Give back the full material, exactly as it reads.

Figure contents as structured data
--- Begin ---
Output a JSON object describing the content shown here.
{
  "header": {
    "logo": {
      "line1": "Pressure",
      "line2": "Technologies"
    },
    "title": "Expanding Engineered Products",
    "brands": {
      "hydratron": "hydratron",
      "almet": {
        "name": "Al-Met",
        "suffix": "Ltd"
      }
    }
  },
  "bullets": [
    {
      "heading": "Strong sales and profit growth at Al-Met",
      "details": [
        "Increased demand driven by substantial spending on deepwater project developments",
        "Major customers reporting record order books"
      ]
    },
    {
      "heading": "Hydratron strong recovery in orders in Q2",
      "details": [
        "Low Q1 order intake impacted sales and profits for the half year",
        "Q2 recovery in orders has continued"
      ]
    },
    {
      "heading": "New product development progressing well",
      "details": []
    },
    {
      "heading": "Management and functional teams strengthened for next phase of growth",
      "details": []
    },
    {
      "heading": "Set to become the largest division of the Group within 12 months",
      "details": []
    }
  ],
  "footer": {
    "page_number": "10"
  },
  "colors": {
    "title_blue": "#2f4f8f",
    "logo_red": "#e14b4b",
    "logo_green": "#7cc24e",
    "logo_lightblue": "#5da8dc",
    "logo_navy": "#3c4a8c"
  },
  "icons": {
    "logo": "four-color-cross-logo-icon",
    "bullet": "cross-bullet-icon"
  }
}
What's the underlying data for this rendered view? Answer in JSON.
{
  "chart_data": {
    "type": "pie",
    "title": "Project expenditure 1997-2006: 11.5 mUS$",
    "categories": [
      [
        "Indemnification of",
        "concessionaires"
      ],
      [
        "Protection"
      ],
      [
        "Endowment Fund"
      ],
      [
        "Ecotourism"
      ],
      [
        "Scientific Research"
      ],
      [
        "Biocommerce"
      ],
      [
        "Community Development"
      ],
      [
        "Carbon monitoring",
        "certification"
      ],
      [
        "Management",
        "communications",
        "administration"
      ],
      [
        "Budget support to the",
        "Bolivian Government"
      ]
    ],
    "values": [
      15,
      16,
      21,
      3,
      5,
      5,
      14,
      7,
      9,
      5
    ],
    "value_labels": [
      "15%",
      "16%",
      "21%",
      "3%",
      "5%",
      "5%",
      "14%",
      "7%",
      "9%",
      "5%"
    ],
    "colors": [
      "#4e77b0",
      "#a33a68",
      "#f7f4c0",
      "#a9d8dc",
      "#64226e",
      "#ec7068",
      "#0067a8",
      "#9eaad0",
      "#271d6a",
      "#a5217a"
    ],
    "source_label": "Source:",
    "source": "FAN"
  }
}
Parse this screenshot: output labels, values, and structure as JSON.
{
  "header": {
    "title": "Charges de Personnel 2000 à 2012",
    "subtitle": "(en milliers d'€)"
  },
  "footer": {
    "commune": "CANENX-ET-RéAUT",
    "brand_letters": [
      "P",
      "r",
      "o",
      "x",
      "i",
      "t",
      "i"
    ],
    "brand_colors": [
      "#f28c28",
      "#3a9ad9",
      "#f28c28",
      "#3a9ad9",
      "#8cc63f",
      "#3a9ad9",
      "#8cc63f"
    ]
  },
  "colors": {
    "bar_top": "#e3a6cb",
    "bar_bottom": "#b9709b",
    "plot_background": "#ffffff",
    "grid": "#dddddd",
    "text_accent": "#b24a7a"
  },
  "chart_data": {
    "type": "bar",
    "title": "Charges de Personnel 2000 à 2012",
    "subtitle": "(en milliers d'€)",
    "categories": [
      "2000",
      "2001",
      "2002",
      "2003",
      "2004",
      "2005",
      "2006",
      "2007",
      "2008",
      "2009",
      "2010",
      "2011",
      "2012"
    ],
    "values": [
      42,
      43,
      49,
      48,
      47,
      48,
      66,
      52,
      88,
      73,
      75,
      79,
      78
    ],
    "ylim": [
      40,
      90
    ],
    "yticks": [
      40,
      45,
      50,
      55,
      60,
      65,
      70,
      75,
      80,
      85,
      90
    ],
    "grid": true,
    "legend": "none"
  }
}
--- End ---
- _Answer to this task_
Output a JSON object describing the content shown here.
{
  "header": {
    "logo": {
      "line1": "Pressure",
      "line2": "Technologies"
    },
    "title": "Expanding Engineered Products",
    "brands": {
      "hydratron": "hydratron",
      "almet": {
        "name": "Al-Met",
        "suffix": "Ltd"
      }
    }
  },
  "bullets": [
    {
      "heading": "Strong sales and profit growth at Al-Met",
      "details": [
        "Increased demand driven by substantial spending on deepwater project developments",
        "Major customers reporting record order books"
      ]
    },
    {
      "heading": "Hydratron strong recovery in orders in Q2",
      "details": [
        "Low Q1 order intake impacted sales and profits for the half year",
        "Q2 recovery in orders has continued"
      ]
    },
    {
      "heading": "New product development progressing well",
      "details": []
    },
    {
      "heading": "Management and functional teams strengthened for next phase of growth",
      "details": []
    },
    {
      "heading": "Set to become the largest division of the Group within 12 months",
      "details": []
    }
  ],
  "footer": {
    "page_number": "10"
  },
  "colors": {
    "title_blue": "#2f4f8f",
    "logo_red": "#e14b4b",
    "logo_green": "#7cc24e",
    "logo_lightblue": "#5da8dc",
    "logo_navy": "#3c4a8c"
  },
  "icons": {
    "logo": "four-color-cross-logo-icon",
    "bullet": "cross-bullet-icon"
  }
}
What's the underlying data for this rendered view? Answer in JSON.
{
  "chart_data": {
    "type": "pie",
    "title": "Project expenditure 1997-2006: 11.5 mUS$",
    "categories": [
      [
        "Indemnification of",
        "concessionaires"
      ],
      [
        "Protection"
      ],
      [
        "Endowment Fund"
      ],
      [
        "Ecotourism"
      ],
      [
        "Scientific Research"
      ],
      [
        "Biocommerce"
      ],
      [
        "Community Development"
      ],
      [
        "Carbon monitoring",
        "certification"
      ],
      [
        "Management",
        "communications",
        "administration"
      ],
      [
        "Budget support to the",
        "Bolivian Government"
      ]
    ],
    "values": [
      15,
      16,
      21,
      3,
      5,
      5,
      14,
      7,
      9,
      5
    ],
    "value_labels": [
      "15%",
      "16%",
      "21%",
      "3%",
      "5%",
      "5%",
      "14%",
      "7%",
      "9%",
      "5%"
    ],
    "colors": [
      "#4e77b0",
      "#a33a68",
      "#f7f4c0",
      "#a9d8dc",
      "#64226e",
      "#ec7068",
      "#0067a8",
      "#9eaad0",
      "#271d6a",
      "#a5217a"
    ],
    "source_label": "Source:",
    "source": "FAN"
  }
}
Parse this screenshot: output labels, values, and structure as JSON.
{
  "header": {
    "title": "Charges de Personnel 2000 à 2012",
    "subtitle": "(en milliers d'€)"
  },
  "footer": {
    "commune": "CANENX-ET-RéAUT",
    "brand_letters": [
      "P",
      "r",
      "o",
      "x",
      "i",
      "t",
      "i"
    ],
    "brand_colors": [
      "#f28c28",
      "#3a9ad9",
      "#f28c28",
      "#3a9ad9",
      "#8cc63f",
      "#3a9ad9",
      "#8cc63f"
    ]
  },
  "colors": {
    "bar_top": "#e3a6cb",
    "bar_bottom": "#b9709b",
    "plot_background": "#ffffff",
    "grid": "#dddddd",
    "text_accent": "#b24a7a"
  },
  "chart_data": {
    "type": "bar",
    "title": "Charges de Personnel 2000 à 2012",
    "subtitle": "(en milliers d'€)",
    "categories": [
      "2000",
      "2001",
      "2002",
      "2003",
      "2004",
      "2005",
      "2006",
      "2007",
      "2008",
      "2009",
      "2010",
      "2011",
      "2012"
    ],
    "values": [
      42,
      43,
      49,
      48,
      47,
      48,
      66,
      52,
      88,
      73,
      75,
      79,
      78
    ],
    "ylim": [
      40,
      90
    ],
    "yticks": [
      40,
      45,
      50,
      55,
      60,
      65,
      70,
      75,
      80,
      85,
      90
    ],
    "grid": true,
    "legend": "none"
  }
}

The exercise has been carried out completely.